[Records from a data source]
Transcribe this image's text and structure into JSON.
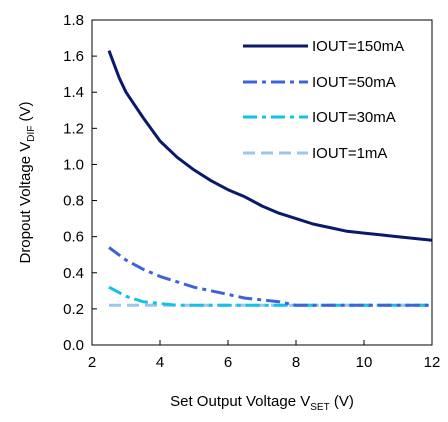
{
  "chart_data": {
    "type": "line",
    "xlim": [
      2,
      12
    ],
    "ylim": [
      0.0,
      1.8
    ],
    "x_ticks": [
      2,
      4,
      6,
      8,
      10,
      12
    ],
    "y_ticks": [
      0.0,
      0.2,
      0.4,
      0.6,
      0.8,
      1.0,
      1.2,
      1.4,
      1.6,
      1.8
    ],
    "x_tick_labels": [
      "2",
      "4",
      "6",
      "8",
      "10",
      "12"
    ],
    "y_tick_labels": [
      "0.0",
      "0.2",
      "0.4",
      "0.6",
      "0.8",
      "1.0",
      "1.2",
      "1.4",
      "1.6",
      "1.8"
    ],
    "xlabel": {
      "main": "Set Output Voltage V",
      "sub": "SET",
      "suffix": " (V)"
    },
    "ylabel": {
      "main": "Dropout Voltage V",
      "sub": "DIF",
      "suffix": " (V)"
    },
    "grid": false,
    "legend_position": "top-right",
    "series": [
      {
        "name": "IOUT=150mA",
        "color": "#0a1a6b",
        "dash": "solid",
        "x": [
          2.5,
          2.8,
          3.0,
          3.5,
          4.0,
          4.5,
          5.0,
          5.5,
          6.0,
          6.5,
          7.0,
          7.5,
          8.0,
          8.5,
          9.0,
          9.5,
          10.0,
          10.5,
          11.0,
          11.5,
          12.0
        ],
        "y": [
          1.63,
          1.48,
          1.4,
          1.26,
          1.13,
          1.04,
          0.97,
          0.91,
          0.86,
          0.82,
          0.77,
          0.73,
          0.7,
          0.67,
          0.65,
          0.63,
          0.62,
          0.61,
          0.6,
          0.59,
          0.58
        ]
      },
      {
        "name": "IOUT=50mA",
        "color": "#3c64d8",
        "dash": "dashdot",
        "x": [
          2.5,
          3.0,
          3.5,
          4.0,
          4.5,
          5.0,
          5.5,
          6.0,
          6.5,
          7.0,
          7.5,
          8.0,
          8.5,
          9.0,
          10.0,
          11.0,
          12.0
        ],
        "y": [
          0.54,
          0.47,
          0.42,
          0.38,
          0.35,
          0.32,
          0.3,
          0.28,
          0.26,
          0.25,
          0.24,
          0.22,
          0.22,
          0.22,
          0.22,
          0.22,
          0.22
        ]
      },
      {
        "name": "IOUT=30mA",
        "color": "#12c2e8",
        "dash": "dashdot",
        "x": [
          2.5,
          3.0,
          3.5,
          4.0,
          4.5,
          5.0,
          6.0,
          8.0,
          10.0,
          12.0
        ],
        "y": [
          0.32,
          0.27,
          0.24,
          0.23,
          0.22,
          0.22,
          0.22,
          0.22,
          0.22,
          0.22
        ]
      },
      {
        "name": "IOUT=1mA",
        "color": "#9cc6ec",
        "dash": "dash",
        "x": [
          2.5,
          4.0,
          6.0,
          8.0,
          10.0,
          12.0
        ],
        "y": [
          0.22,
          0.22,
          0.22,
          0.22,
          0.22,
          0.22
        ]
      }
    ]
  }
}
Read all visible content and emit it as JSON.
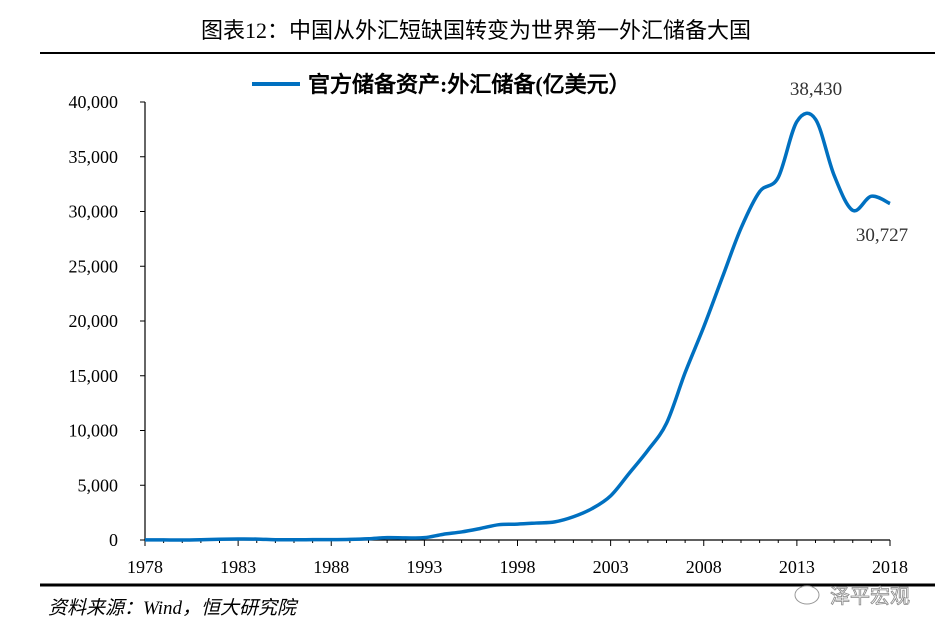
{
  "title": "图表12：中国从外汇短缺国转变为世界第一外汇储备大国",
  "source": "资料来源：Wind，恒大研究院",
  "watermark": "泽平宏观",
  "colors": {
    "series": "#0070C0"
  },
  "chart_data": {
    "type": "line",
    "title": "图表12：中国从外汇短缺国转变为世界第一外汇储备大国",
    "xlabel": "",
    "ylabel": "",
    "xlim": [
      1978,
      2018
    ],
    "ylim": [
      0,
      40000
    ],
    "xticks": [
      "1978",
      "1983",
      "1988",
      "1993",
      "1998",
      "2003",
      "2008",
      "2013",
      "2018"
    ],
    "yticks": [
      "0",
      "5,000",
      "10,000",
      "15,000",
      "20,000",
      "25,000",
      "30,000",
      "35,000",
      "40,000"
    ],
    "legend": "top-left",
    "grid": false,
    "series": [
      {
        "name": "官方储备资产:外汇储备(亿美元）",
        "x": [
          1978,
          1979,
          1980,
          1981,
          1982,
          1983,
          1984,
          1985,
          1986,
          1987,
          1988,
          1989,
          1990,
          1991,
          1992,
          1993,
          1994,
          1995,
          1996,
          1997,
          1998,
          1999,
          2000,
          2001,
          2002,
          2003,
          2004,
          2005,
          2006,
          2007,
          2008,
          2009,
          2010,
          2011,
          2012,
          2013,
          2014,
          2015,
          2016,
          2017,
          2018
        ],
        "values": [
          15,
          8,
          0,
          27,
          70,
          89,
          82,
          26,
          21,
          29,
          34,
          56,
          111,
          217,
          194,
          212,
          516,
          736,
          1050,
          1399,
          1450,
          1547,
          1656,
          2122,
          2864,
          4033,
          6099,
          8189,
          10663,
          15282,
          19460,
          23992,
          28473,
          31811,
          33116,
          38213,
          38430,
          33304,
          30105,
          31399,
          30727
        ]
      }
    ],
    "annotations": [
      {
        "text": "38,430",
        "x": 2014,
        "y": 38430
      },
      {
        "text": "30,727",
        "x": 2018,
        "y": 30727
      }
    ]
  }
}
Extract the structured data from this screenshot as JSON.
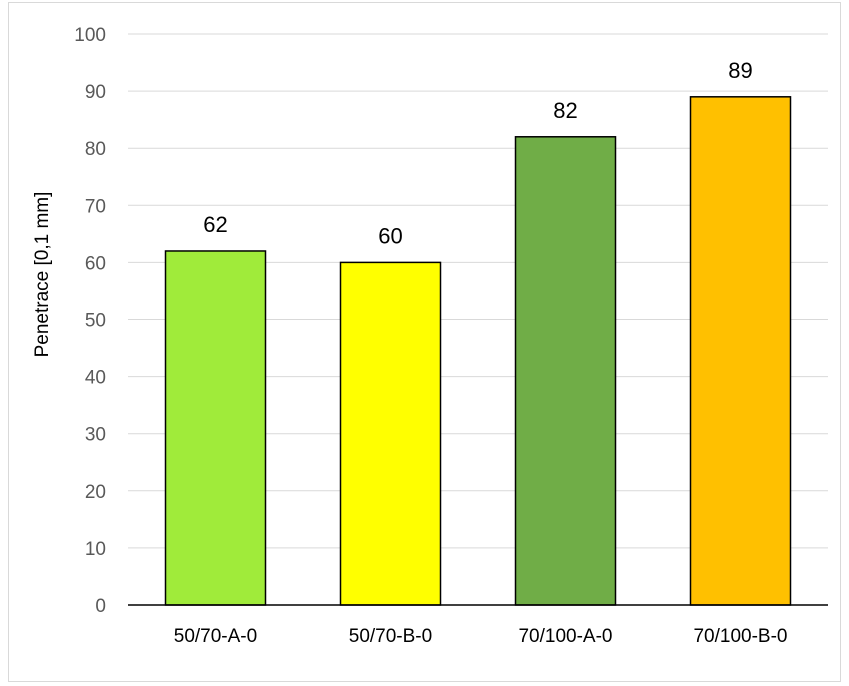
{
  "chart_data": {
    "type": "bar",
    "categories": [
      "50/70-A-0",
      "50/70-B-0",
      "70/100-A-0",
      "70/100-B-0"
    ],
    "values": [
      62,
      60,
      82,
      89
    ],
    "colors": [
      "#a0eb3a",
      "#ffff00",
      "#70ad47",
      "#ffc000"
    ],
    "title": "",
    "xlabel": "",
    "ylabel": "Penetrace [0,1 mm]",
    "ylim": [
      0,
      100
    ],
    "yticks": [
      0,
      10,
      20,
      30,
      40,
      50,
      60,
      70,
      80,
      90,
      100
    ],
    "grid": true,
    "data_labels": true,
    "legend": "none"
  }
}
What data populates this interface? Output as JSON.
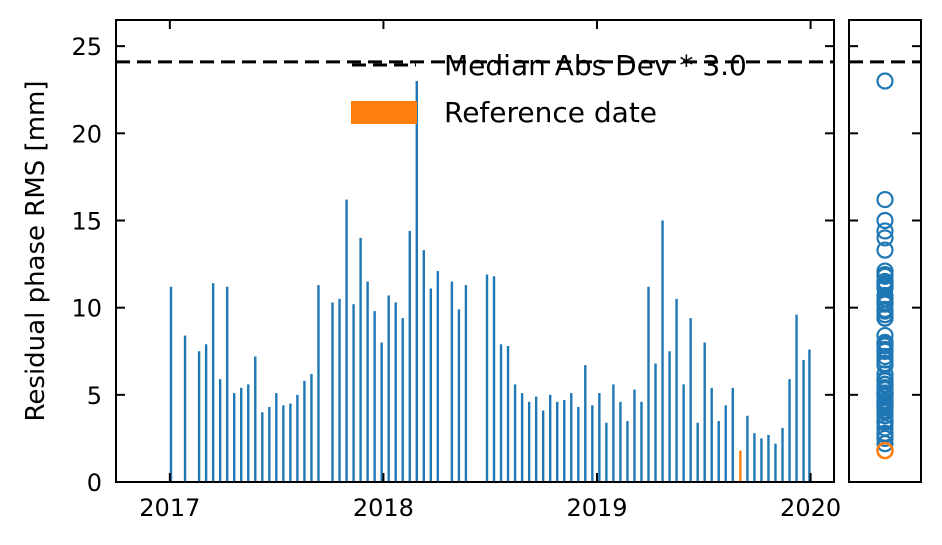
{
  "chart_data": {
    "type": "bar",
    "ylabel": "Residual phase RMS [mm]",
    "ylim": [
      0,
      26.5
    ],
    "xlim": [
      "2016-10-01",
      "2020-02-10"
    ],
    "yticks": [
      0,
      5,
      10,
      15,
      20,
      25
    ],
    "xticks": [
      "2017",
      "2018",
      "2019",
      "2020"
    ],
    "threshold": {
      "value": 24.1,
      "label": "Median Abs Dev * 3.0",
      "style": "dashed",
      "color": "#000000"
    },
    "legend": {
      "position": "top-right",
      "entries": [
        {
          "label": "Median Abs Dev * 3.0",
          "kind": "dashed-line",
          "color": "#000000"
        },
        {
          "label": "Reference date",
          "kind": "patch",
          "color": "#ff7f0e"
        }
      ]
    },
    "series_color": "#1f77b4",
    "reference_color": "#ff7f0e",
    "reference_date": "2019-09-03",
    "bars": [
      {
        "x": "2017-01-03",
        "y": 11.2
      },
      {
        "x": "2017-01-27",
        "y": 8.4
      },
      {
        "x": "2017-02-20",
        "y": 7.5
      },
      {
        "x": "2017-03-04",
        "y": 7.9
      },
      {
        "x": "2017-03-16",
        "y": 11.4
      },
      {
        "x": "2017-03-28",
        "y": 5.9
      },
      {
        "x": "2017-04-09",
        "y": 11.2
      },
      {
        "x": "2017-04-21",
        "y": 5.1
      },
      {
        "x": "2017-05-03",
        "y": 5.4
      },
      {
        "x": "2017-05-15",
        "y": 5.6
      },
      {
        "x": "2017-05-27",
        "y": 7.2
      },
      {
        "x": "2017-06-08",
        "y": 4.0
      },
      {
        "x": "2017-06-20",
        "y": 4.3
      },
      {
        "x": "2017-07-02",
        "y": 5.1
      },
      {
        "x": "2017-07-14",
        "y": 4.4
      },
      {
        "x": "2017-07-26",
        "y": 4.5
      },
      {
        "x": "2017-08-07",
        "y": 5.0
      },
      {
        "x": "2017-08-19",
        "y": 5.8
      },
      {
        "x": "2017-08-31",
        "y": 6.2
      },
      {
        "x": "2017-09-12",
        "y": 11.3
      },
      {
        "x": "2017-10-06",
        "y": 10.3
      },
      {
        "x": "2017-10-18",
        "y": 10.5
      },
      {
        "x": "2017-10-30",
        "y": 16.2
      },
      {
        "x": "2017-11-11",
        "y": 10.2
      },
      {
        "x": "2017-11-23",
        "y": 14.0
      },
      {
        "x": "2017-12-05",
        "y": 11.5
      },
      {
        "x": "2017-12-17",
        "y": 9.8
      },
      {
        "x": "2017-12-29",
        "y": 8.0
      },
      {
        "x": "2018-01-10",
        "y": 10.7
      },
      {
        "x": "2018-01-22",
        "y": 10.3
      },
      {
        "x": "2018-02-03",
        "y": 9.4
      },
      {
        "x": "2018-02-15",
        "y": 14.4
      },
      {
        "x": "2018-02-27",
        "y": 23.0
      },
      {
        "x": "2018-03-11",
        "y": 13.3
      },
      {
        "x": "2018-03-23",
        "y": 11.1
      },
      {
        "x": "2018-04-04",
        "y": 12.1
      },
      {
        "x": "2018-04-28",
        "y": 11.5
      },
      {
        "x": "2018-05-10",
        "y": 9.9
      },
      {
        "x": "2018-05-22",
        "y": 11.3
      },
      {
        "x": "2018-06-27",
        "y": 11.9
      },
      {
        "x": "2018-07-09",
        "y": 11.8
      },
      {
        "x": "2018-07-21",
        "y": 7.9
      },
      {
        "x": "2018-08-02",
        "y": 7.8
      },
      {
        "x": "2018-08-14",
        "y": 5.6
      },
      {
        "x": "2018-08-26",
        "y": 5.1
      },
      {
        "x": "2018-09-07",
        "y": 4.6
      },
      {
        "x": "2018-09-19",
        "y": 4.9
      },
      {
        "x": "2018-10-01",
        "y": 4.1
      },
      {
        "x": "2018-10-13",
        "y": 5.0
      },
      {
        "x": "2018-10-25",
        "y": 4.6
      },
      {
        "x": "2018-11-06",
        "y": 4.7
      },
      {
        "x": "2018-11-18",
        "y": 5.1
      },
      {
        "x": "2018-11-30",
        "y": 4.3
      },
      {
        "x": "2018-12-12",
        "y": 6.7
      },
      {
        "x": "2018-12-24",
        "y": 4.4
      },
      {
        "x": "2019-01-05",
        "y": 5.1
      },
      {
        "x": "2019-01-17",
        "y": 3.4
      },
      {
        "x": "2019-01-29",
        "y": 5.6
      },
      {
        "x": "2019-02-10",
        "y": 4.6
      },
      {
        "x": "2019-02-22",
        "y": 3.5
      },
      {
        "x": "2019-03-06",
        "y": 5.3
      },
      {
        "x": "2019-03-18",
        "y": 4.6
      },
      {
        "x": "2019-03-30",
        "y": 11.2
      },
      {
        "x": "2019-04-11",
        "y": 6.8
      },
      {
        "x": "2019-04-23",
        "y": 15.0
      },
      {
        "x": "2019-05-05",
        "y": 7.5
      },
      {
        "x": "2019-05-17",
        "y": 10.5
      },
      {
        "x": "2019-05-29",
        "y": 5.6
      },
      {
        "x": "2019-06-10",
        "y": 9.4
      },
      {
        "x": "2019-06-22",
        "y": 3.4
      },
      {
        "x": "2019-07-04",
        "y": 8.0
      },
      {
        "x": "2019-07-16",
        "y": 5.4
      },
      {
        "x": "2019-07-28",
        "y": 3.5
      },
      {
        "x": "2019-08-09",
        "y": 4.4
      },
      {
        "x": "2019-08-21",
        "y": 5.4
      },
      {
        "x": "2019-09-03",
        "y": 1.8
      },
      {
        "x": "2019-09-15",
        "y": 3.8
      },
      {
        "x": "2019-09-27",
        "y": 2.8
      },
      {
        "x": "2019-10-09",
        "y": 2.5
      },
      {
        "x": "2019-10-21",
        "y": 2.7
      },
      {
        "x": "2019-11-02",
        "y": 2.2
      },
      {
        "x": "2019-11-14",
        "y": 3.1
      },
      {
        "x": "2019-11-26",
        "y": 5.9
      },
      {
        "x": "2019-12-08",
        "y": 9.6
      },
      {
        "x": "2019-12-20",
        "y": 7.0
      },
      {
        "x": "2019-12-30",
        "y": 7.6
      }
    ],
    "side_panel": {
      "type": "scatter",
      "marker": "open-circle",
      "values_note": "distribution of all bar values, reference value highlighted"
    }
  }
}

_YOUR GOAL_
Only lines holding the string "text" are wanted; gather each one from the entries above.

_RESPONSE FOR THIS EXERCISE_
Transcribe this image's text and structure into JSON.
        "text": "38,430",
        "text": "30,727",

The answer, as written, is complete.